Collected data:
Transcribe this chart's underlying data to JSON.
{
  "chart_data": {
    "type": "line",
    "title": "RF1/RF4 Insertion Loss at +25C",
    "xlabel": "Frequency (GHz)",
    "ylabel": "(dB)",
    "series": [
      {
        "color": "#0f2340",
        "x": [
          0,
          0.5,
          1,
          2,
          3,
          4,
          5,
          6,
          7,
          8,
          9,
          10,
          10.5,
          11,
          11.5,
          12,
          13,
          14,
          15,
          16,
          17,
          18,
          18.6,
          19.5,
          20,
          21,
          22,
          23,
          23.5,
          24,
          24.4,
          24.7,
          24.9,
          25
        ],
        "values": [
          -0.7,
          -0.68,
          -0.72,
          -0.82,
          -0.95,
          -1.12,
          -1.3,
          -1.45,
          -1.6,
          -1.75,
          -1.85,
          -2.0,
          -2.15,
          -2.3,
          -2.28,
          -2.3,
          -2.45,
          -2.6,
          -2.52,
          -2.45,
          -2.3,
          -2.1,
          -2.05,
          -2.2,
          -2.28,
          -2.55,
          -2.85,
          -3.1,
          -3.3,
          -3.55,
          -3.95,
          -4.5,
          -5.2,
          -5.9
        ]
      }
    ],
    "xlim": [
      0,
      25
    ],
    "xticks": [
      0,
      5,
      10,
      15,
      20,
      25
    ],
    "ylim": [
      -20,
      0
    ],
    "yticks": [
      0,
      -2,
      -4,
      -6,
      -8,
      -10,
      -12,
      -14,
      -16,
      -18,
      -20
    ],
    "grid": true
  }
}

==

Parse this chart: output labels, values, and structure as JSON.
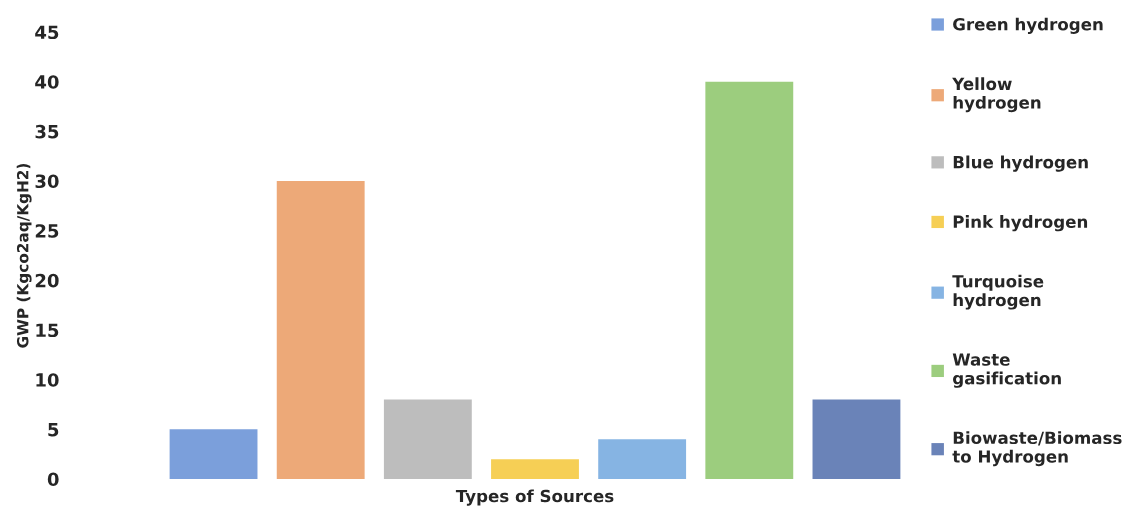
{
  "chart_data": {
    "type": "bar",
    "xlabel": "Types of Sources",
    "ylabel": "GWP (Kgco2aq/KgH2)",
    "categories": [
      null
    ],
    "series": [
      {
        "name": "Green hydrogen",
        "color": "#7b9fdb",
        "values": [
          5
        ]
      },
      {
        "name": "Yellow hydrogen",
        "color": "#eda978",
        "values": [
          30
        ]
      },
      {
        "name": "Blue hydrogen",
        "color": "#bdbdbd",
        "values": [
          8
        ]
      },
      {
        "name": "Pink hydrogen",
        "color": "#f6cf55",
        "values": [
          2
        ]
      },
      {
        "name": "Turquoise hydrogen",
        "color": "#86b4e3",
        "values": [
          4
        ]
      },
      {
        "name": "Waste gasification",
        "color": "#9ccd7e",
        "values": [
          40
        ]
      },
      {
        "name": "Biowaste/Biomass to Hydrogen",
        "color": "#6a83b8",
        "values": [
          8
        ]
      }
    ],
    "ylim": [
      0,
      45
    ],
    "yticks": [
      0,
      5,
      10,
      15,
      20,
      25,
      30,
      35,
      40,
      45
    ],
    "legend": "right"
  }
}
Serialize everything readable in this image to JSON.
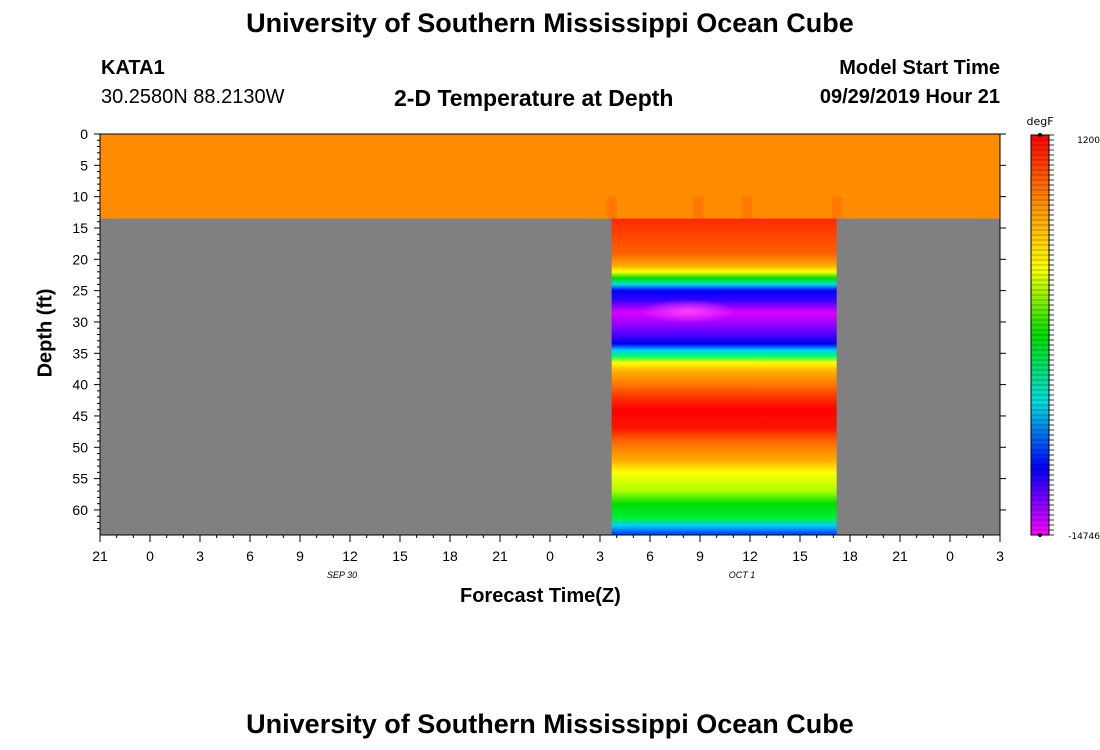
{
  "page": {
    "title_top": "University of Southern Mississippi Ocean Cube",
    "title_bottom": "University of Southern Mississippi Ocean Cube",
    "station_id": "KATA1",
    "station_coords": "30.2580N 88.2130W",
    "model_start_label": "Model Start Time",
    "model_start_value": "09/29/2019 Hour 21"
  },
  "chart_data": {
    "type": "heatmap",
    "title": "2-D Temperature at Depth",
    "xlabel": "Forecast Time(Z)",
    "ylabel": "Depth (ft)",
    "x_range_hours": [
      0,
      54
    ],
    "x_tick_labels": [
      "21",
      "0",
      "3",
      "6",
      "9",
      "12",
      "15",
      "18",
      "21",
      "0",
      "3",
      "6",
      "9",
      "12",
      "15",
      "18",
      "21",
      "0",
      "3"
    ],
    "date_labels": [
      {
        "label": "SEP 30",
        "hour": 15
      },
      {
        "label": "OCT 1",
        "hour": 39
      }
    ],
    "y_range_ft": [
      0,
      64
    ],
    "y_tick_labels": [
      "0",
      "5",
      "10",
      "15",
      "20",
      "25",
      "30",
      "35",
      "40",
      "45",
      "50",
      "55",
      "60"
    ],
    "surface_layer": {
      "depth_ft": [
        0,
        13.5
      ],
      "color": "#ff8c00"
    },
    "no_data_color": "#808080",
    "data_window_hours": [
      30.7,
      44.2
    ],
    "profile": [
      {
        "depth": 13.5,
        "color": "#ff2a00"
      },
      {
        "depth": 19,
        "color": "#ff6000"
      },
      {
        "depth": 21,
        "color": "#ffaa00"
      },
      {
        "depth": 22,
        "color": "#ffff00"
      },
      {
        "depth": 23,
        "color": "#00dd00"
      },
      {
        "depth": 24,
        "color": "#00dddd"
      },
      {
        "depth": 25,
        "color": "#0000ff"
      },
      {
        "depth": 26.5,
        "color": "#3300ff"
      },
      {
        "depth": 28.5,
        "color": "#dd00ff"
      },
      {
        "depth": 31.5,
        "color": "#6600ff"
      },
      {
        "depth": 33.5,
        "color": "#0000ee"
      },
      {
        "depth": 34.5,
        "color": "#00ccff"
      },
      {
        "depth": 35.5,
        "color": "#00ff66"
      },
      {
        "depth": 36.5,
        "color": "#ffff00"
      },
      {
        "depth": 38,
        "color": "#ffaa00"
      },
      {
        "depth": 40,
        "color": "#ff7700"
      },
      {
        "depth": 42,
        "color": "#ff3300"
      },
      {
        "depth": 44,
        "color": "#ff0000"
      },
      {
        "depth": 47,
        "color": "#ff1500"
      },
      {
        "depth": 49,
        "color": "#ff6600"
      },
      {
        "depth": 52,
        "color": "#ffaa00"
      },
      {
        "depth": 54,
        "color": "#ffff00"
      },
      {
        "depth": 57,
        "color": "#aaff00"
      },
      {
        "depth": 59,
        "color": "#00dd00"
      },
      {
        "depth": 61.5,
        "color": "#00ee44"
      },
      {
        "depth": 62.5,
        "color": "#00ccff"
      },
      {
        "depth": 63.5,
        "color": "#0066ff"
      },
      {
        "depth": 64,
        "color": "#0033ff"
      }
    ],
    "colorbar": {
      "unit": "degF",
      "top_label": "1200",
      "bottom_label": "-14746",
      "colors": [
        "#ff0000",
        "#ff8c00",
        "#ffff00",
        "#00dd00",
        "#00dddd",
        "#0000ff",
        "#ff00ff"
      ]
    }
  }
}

**Task:**
Count every line bearing the word "Ocean"; report the total only.

**Exercise response:**
2